- _Work instructions_:
In the data, extract each line that holds the string "JSON".

- _Records for this task_:
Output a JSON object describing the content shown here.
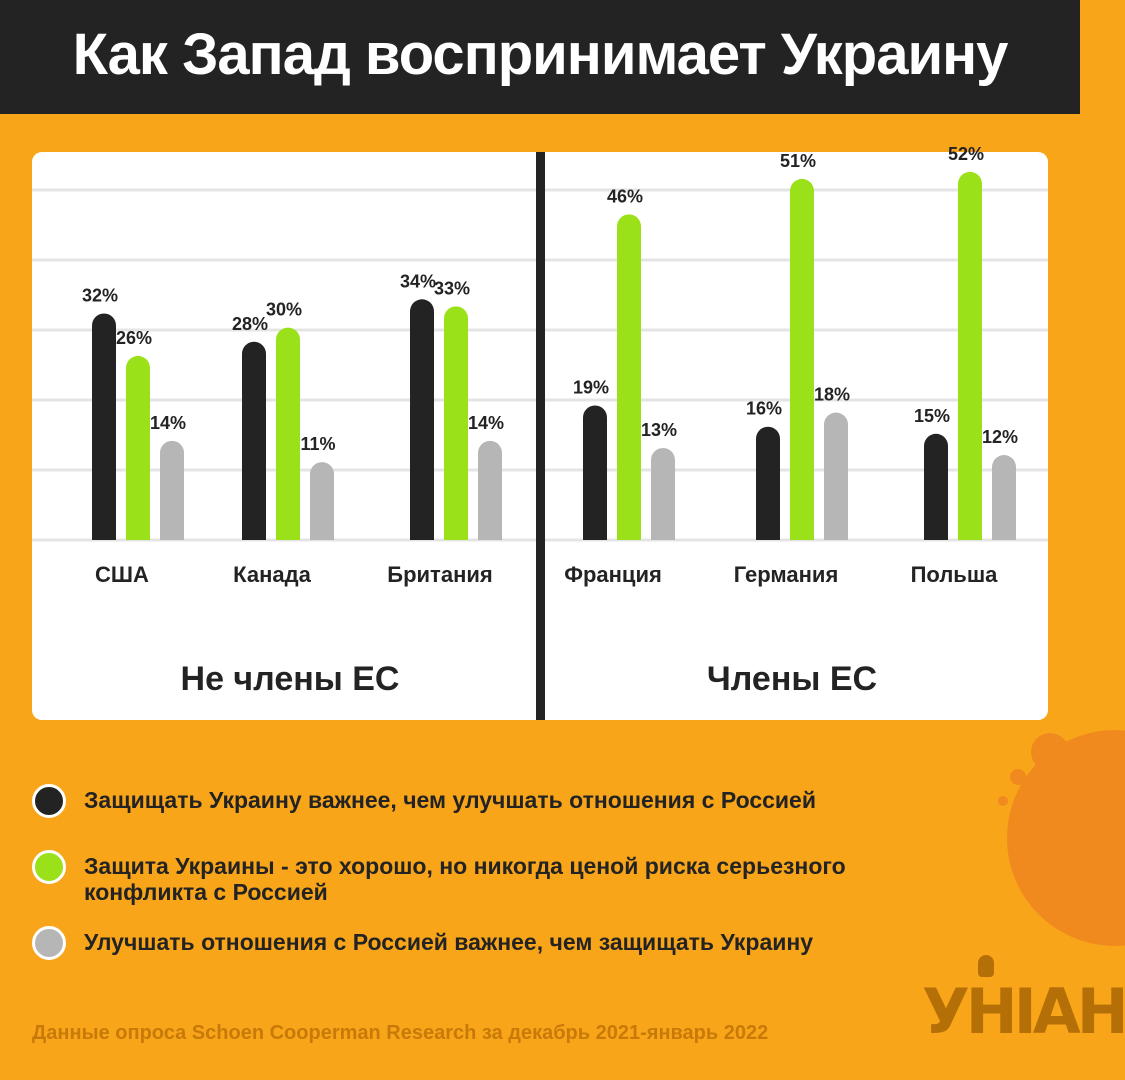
{
  "header": {
    "title": "Как Запад воспринимает Украину"
  },
  "colors": {
    "black": "#232323",
    "green": "#9be11a",
    "gray": "#b6b6b6",
    "background": "#f9a51a"
  },
  "chart_data": {
    "type": "bar",
    "categories": [
      "США",
      "Канада",
      "Британия",
      "Франция",
      "Германия",
      "Польша"
    ],
    "groups": [
      {
        "label": "Не члены ЕС",
        "categories": [
          "США",
          "Канада",
          "Британия"
        ]
      },
      {
        "label": "Члены ЕС",
        "categories": [
          "Франция",
          "Германия",
          "Польша"
        ]
      }
    ],
    "series": [
      {
        "name": "Защищать Украину важнее, чем улучшать отношения с Россией",
        "color": "#232323",
        "values": [
          32,
          28,
          34,
          19,
          16,
          15
        ]
      },
      {
        "name": "Защита Украины - это хорошо, но никогда ценой риска серьезного конфликта с Россией",
        "color": "#9be11a",
        "values": [
          26,
          30,
          33,
          46,
          51,
          52
        ]
      },
      {
        "name": "Улучшать отношения с Россией важнее, чем защищать Украину",
        "color": "#b6b6b6",
        "values": [
          14,
          11,
          14,
          13,
          18,
          12
        ]
      }
    ],
    "value_suffix": "%",
    "ylim": [
      0,
      55
    ],
    "grid": true,
    "legend_position": "bottom"
  },
  "legend": [
    {
      "label": "Защищать Украину важнее, чем улучшать отношения с Россией",
      "color": "#232323"
    },
    {
      "label": "Защита Украины - это хорошо, но никогда ценой риска серьезного конфликта с Россией",
      "color": "#9be11a"
    },
    {
      "label": "Улучшать отношения с Россией важнее, чем защищать Украину",
      "color": "#b6b6b6"
    }
  ],
  "footer": {
    "source": "Данные опроса Schoen Cooperman Research за декабрь 2021-январь 2022",
    "logo": "УНІАН"
  }
}
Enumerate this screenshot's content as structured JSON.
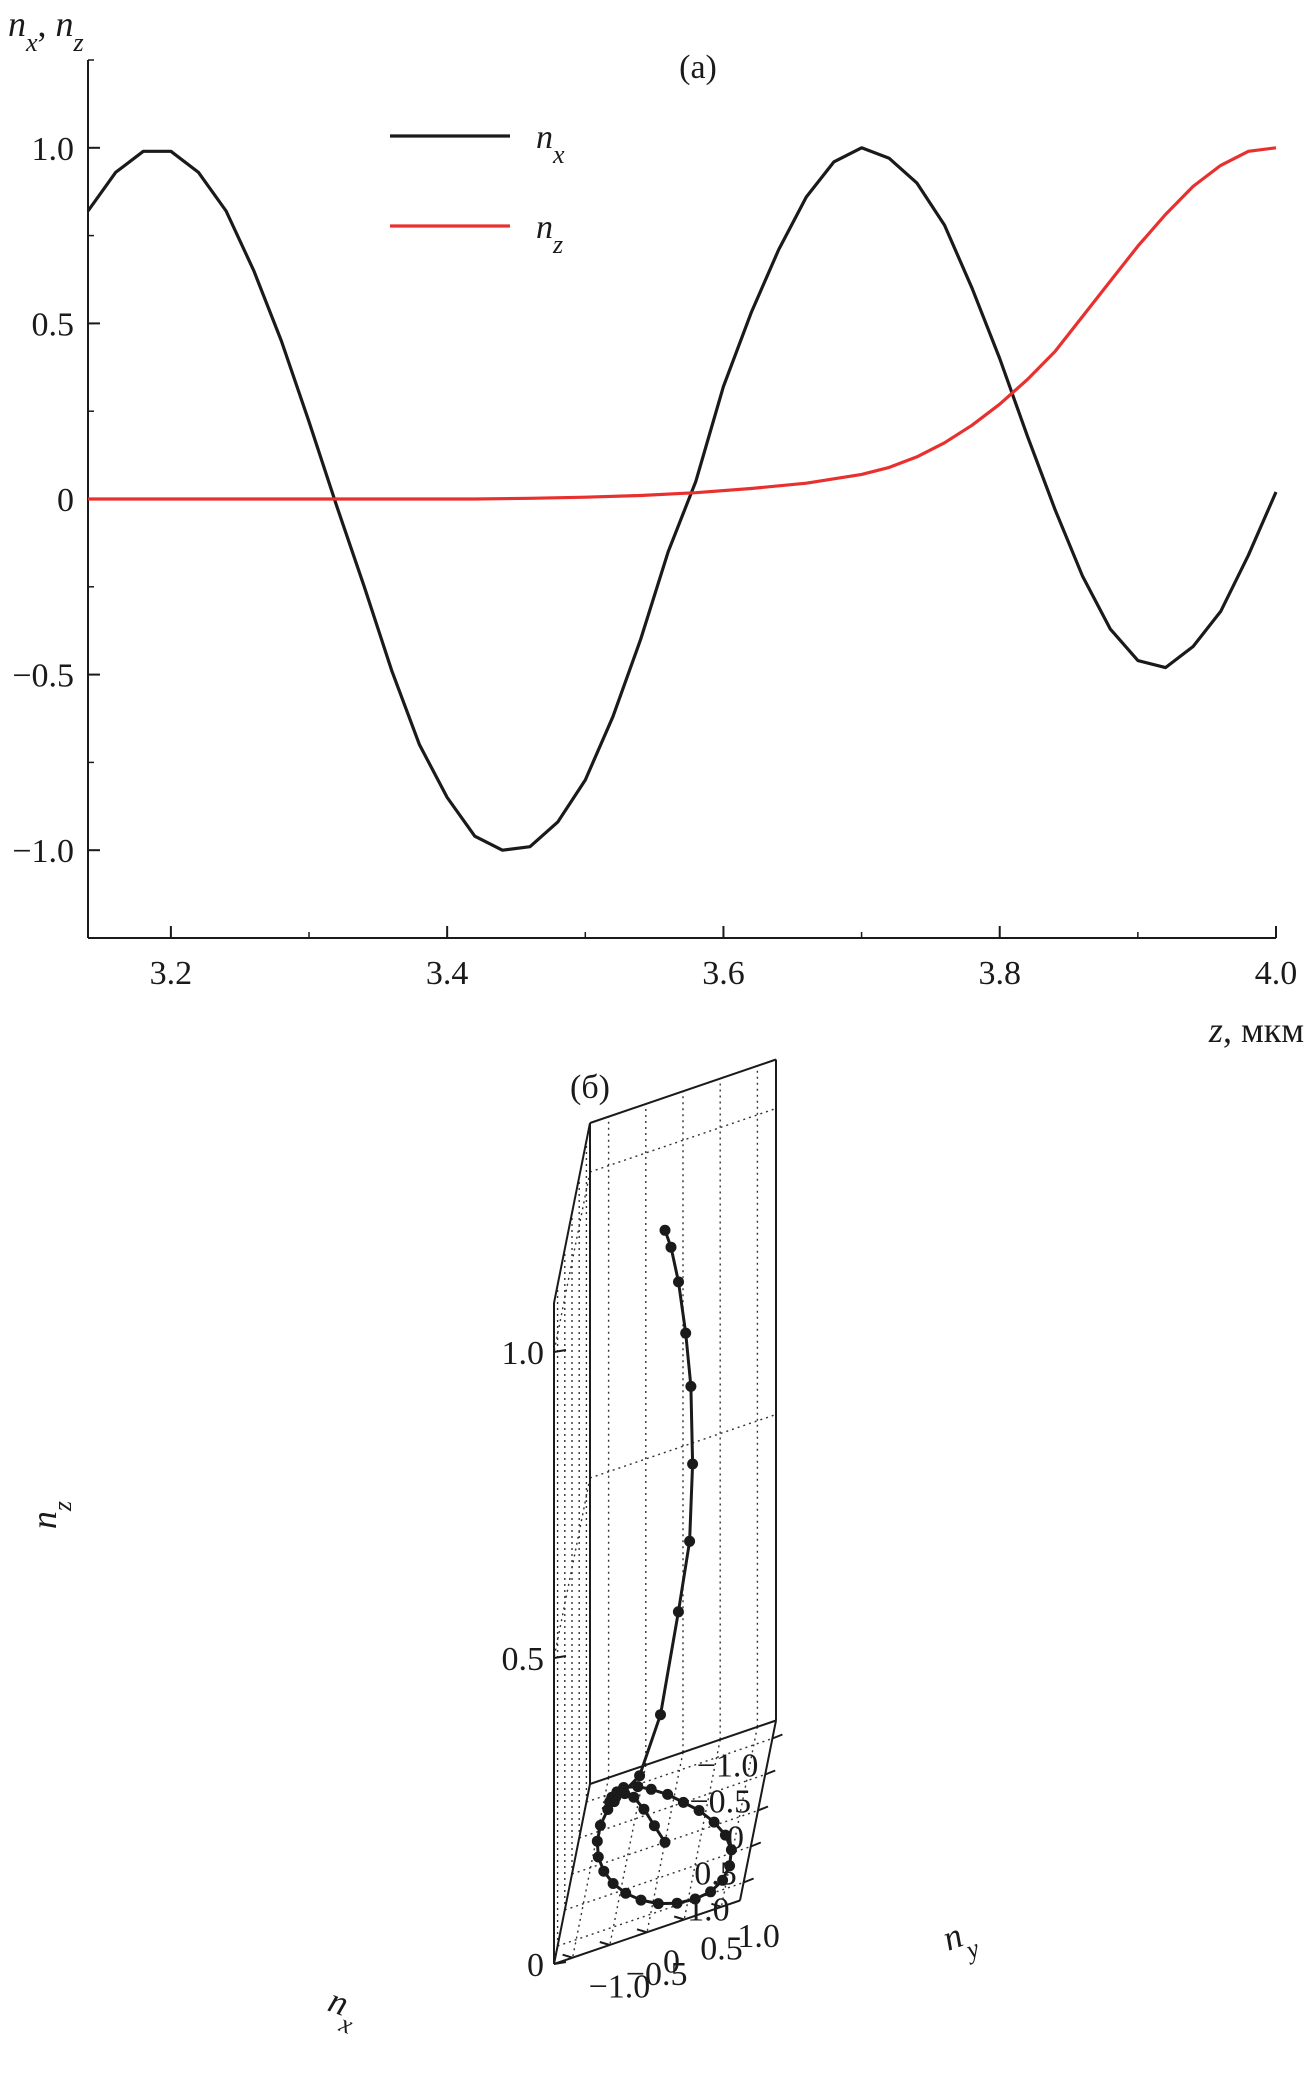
{
  "figure": {
    "panel_a_label": "(a)",
    "panel_b_label": "(б)"
  },
  "chart_data": [
    {
      "type": "line",
      "panel": "(a)",
      "ylabel": "n_x, n_z",
      "xlabel": "z, мкм",
      "xlim": [
        3.14,
        4.0
      ],
      "ylim": [
        -1.25,
        1.25
      ],
      "x_ticks": [
        3.2,
        3.4,
        3.6,
        3.8,
        4.0
      ],
      "x_tick_labels": [
        "3.2",
        "3.4",
        "3.6",
        "3.8",
        "4.0"
      ],
      "y_ticks": [
        1.0,
        0.5,
        0,
        -0.5,
        -1.0
      ],
      "y_tick_labels": [
        "1.0",
        "0.5",
        "0",
        "−0.5",
        "−1.0"
      ],
      "grid": false,
      "legend_position": "top-center",
      "series": [
        {
          "name": "n_x",
          "legend_text": "n",
          "legend_sub": "x",
          "color": "#1a1a1a",
          "x": [
            3.14,
            3.16,
            3.18,
            3.2,
            3.22,
            3.24,
            3.26,
            3.28,
            3.3,
            3.32,
            3.34,
            3.36,
            3.38,
            3.4,
            3.42,
            3.44,
            3.46,
            3.48,
            3.5,
            3.52,
            3.54,
            3.56,
            3.58,
            3.6,
            3.62,
            3.64,
            3.66,
            3.68,
            3.7,
            3.72,
            3.74,
            3.76,
            3.78,
            3.8,
            3.82,
            3.84,
            3.86,
            3.88,
            3.9,
            3.92,
            3.94,
            3.96,
            3.98,
            4.0
          ],
          "y": [
            0.82,
            0.93,
            0.99,
            0.99,
            0.93,
            0.82,
            0.65,
            0.45,
            0.22,
            -0.02,
            -0.25,
            -0.49,
            -0.7,
            -0.85,
            -0.96,
            -1.0,
            -0.99,
            -0.92,
            -0.8,
            -0.62,
            -0.4,
            -0.15,
            0.05,
            0.32,
            0.53,
            0.71,
            0.86,
            0.96,
            1.0,
            0.97,
            0.9,
            0.78,
            0.6,
            0.4,
            0.18,
            -0.03,
            -0.22,
            -0.37,
            -0.46,
            -0.48,
            -0.42,
            -0.32,
            -0.16,
            0.02
          ]
        },
        {
          "name": "n_z",
          "legend_text": "n",
          "legend_sub": "z",
          "color": "#e8312f",
          "x": [
            3.14,
            3.2,
            3.26,
            3.3,
            3.34,
            3.38,
            3.42,
            3.46,
            3.5,
            3.54,
            3.58,
            3.62,
            3.66,
            3.7,
            3.72,
            3.74,
            3.76,
            3.78,
            3.8,
            3.82,
            3.84,
            3.86,
            3.88,
            3.9,
            3.92,
            3.94,
            3.96,
            3.98,
            4.0
          ],
          "y": [
            0,
            0,
            0,
            0,
            0,
            0,
            0,
            0.002,
            0.005,
            0.01,
            0.018,
            0.03,
            0.045,
            0.07,
            0.09,
            0.12,
            0.16,
            0.21,
            0.27,
            0.34,
            0.42,
            0.52,
            0.62,
            0.72,
            0.81,
            0.89,
            0.95,
            0.99,
            1.0
          ]
        }
      ]
    },
    {
      "type": "scatter",
      "panel": "(б)",
      "projection": "3d",
      "xlabel": "n_x",
      "ylabel": "n_y",
      "zlabel": "n_z",
      "xlim": [
        -1.25,
        1.25
      ],
      "ylim": [
        -1.25,
        1.25
      ],
      "zlim": [
        0,
        1.0
      ],
      "x_ticks": [
        -1.0,
        -0.5,
        0,
        0.5,
        1.0
      ],
      "x_tick_labels": [
        "−1.0",
        "−0.5",
        "0",
        "0.5",
        "1.0"
      ],
      "y_ticks": [
        -1.0,
        -0.5,
        0,
        0.5,
        1.0
      ],
      "y_tick_labels": [
        "−1.0",
        "−0.5",
        "0",
        "0.5",
        "1.0"
      ],
      "z_ticks": [
        0,
        0.5,
        1.0
      ],
      "z_tick_labels": [
        "0",
        "0.5",
        "1.0"
      ],
      "grid": true,
      "series": [
        {
          "color": "#1a1a1a",
          "markers": true,
          "points": [
            {
              "x": 0.0,
              "y": 0.0,
              "z": 1.0
            },
            {
              "x": 0.1,
              "y": 0.1,
              "z": 0.98
            },
            {
              "x": 0.2,
              "y": 0.22,
              "z": 0.93
            },
            {
              "x": 0.27,
              "y": 0.33,
              "z": 0.85
            },
            {
              "x": 0.27,
              "y": 0.4,
              "z": 0.76
            },
            {
              "x": 0.25,
              "y": 0.42,
              "z": 0.63
            },
            {
              "x": 0.2,
              "y": 0.37,
              "z": 0.5
            },
            {
              "x": 0.1,
              "y": 0.2,
              "z": 0.38
            },
            {
              "x": -0.1,
              "y": -0.08,
              "z": 0.2
            },
            {
              "x": -0.3,
              "y": -0.4,
              "z": 0.09
            },
            {
              "x": -0.5,
              "y": -0.78,
              "z": 0.04
            },
            {
              "x": -0.7,
              "y": -0.88,
              "z": 0.02
            },
            {
              "x": -0.85,
              "y": -0.88,
              "z": 0.01
            },
            {
              "x": -0.95,
              "y": -0.83,
              "z": 0.005
            },
            {
              "x": -1.0,
              "y": -0.75,
              "z": 0.003
            },
            {
              "x": -0.95,
              "y": -0.55,
              "z": 0.002
            },
            {
              "x": -0.85,
              "y": -0.35,
              "z": 0.001
            },
            {
              "x": -0.7,
              "y": -0.1,
              "z": 0
            },
            {
              "x": -0.5,
              "y": 0.15,
              "z": 0
            },
            {
              "x": -0.3,
              "y": 0.4,
              "z": 0
            },
            {
              "x": -0.05,
              "y": 0.65,
              "z": 0
            },
            {
              "x": 0.2,
              "y": 0.85,
              "z": 0
            },
            {
              "x": 0.45,
              "y": 0.98,
              "z": 0
            },
            {
              "x": 0.68,
              "y": 1.0,
              "z": 0
            },
            {
              "x": 0.86,
              "y": 0.94,
              "z": 0
            },
            {
              "x": 0.97,
              "y": 0.8,
              "z": 0
            },
            {
              "x": 1.0,
              "y": 0.6,
              "z": 0
            },
            {
              "x": 0.97,
              "y": 0.35,
              "z": 0
            },
            {
              "x": 0.88,
              "y": 0.08,
              "z": 0
            },
            {
              "x": 0.74,
              "y": -0.18,
              "z": 0
            },
            {
              "x": 0.56,
              "y": -0.42,
              "z": 0
            },
            {
              "x": 0.35,
              "y": -0.63,
              "z": 0
            },
            {
              "x": 0.12,
              "y": -0.8,
              "z": 0
            },
            {
              "x": -0.12,
              "y": -0.92,
              "z": 0
            },
            {
              "x": -0.36,
              "y": -0.98,
              "z": 0
            },
            {
              "x": -0.58,
              "y": -0.98,
              "z": 0
            },
            {
              "x": -0.78,
              "y": -0.92,
              "z": 0
            },
            {
              "x": -0.92,
              "y": -0.84,
              "z": 0
            },
            {
              "x": -0.93,
              "y": -0.72,
              "z": 0
            },
            {
              "x": -0.83,
              "y": -0.58,
              "z": 0
            },
            {
              "x": -0.6,
              "y": -0.4,
              "z": 0
            },
            {
              "x": -0.3,
              "y": -0.2,
              "z": 0
            },
            {
              "x": 0.0,
              "y": 0.0,
              "z": 0
            }
          ]
        }
      ]
    }
  ]
}
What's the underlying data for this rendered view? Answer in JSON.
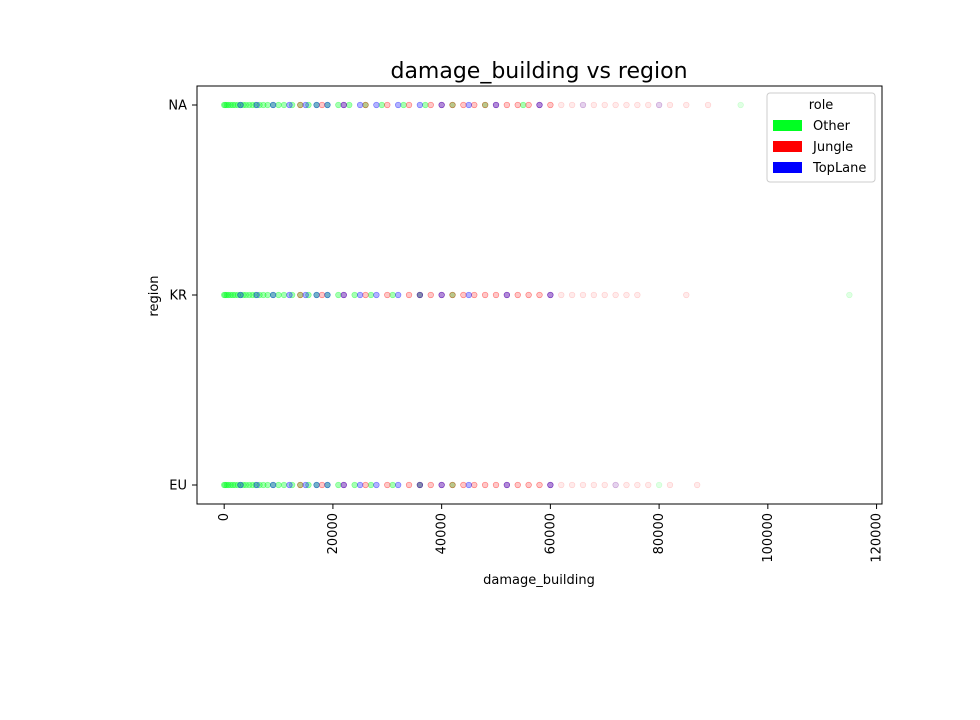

- _Result of this task_:
Output a JSON object describing the content shown here.
Enumerate this screenshot's content as structured JSON.
What's the underlying data for this rendered view? Answer in JSON.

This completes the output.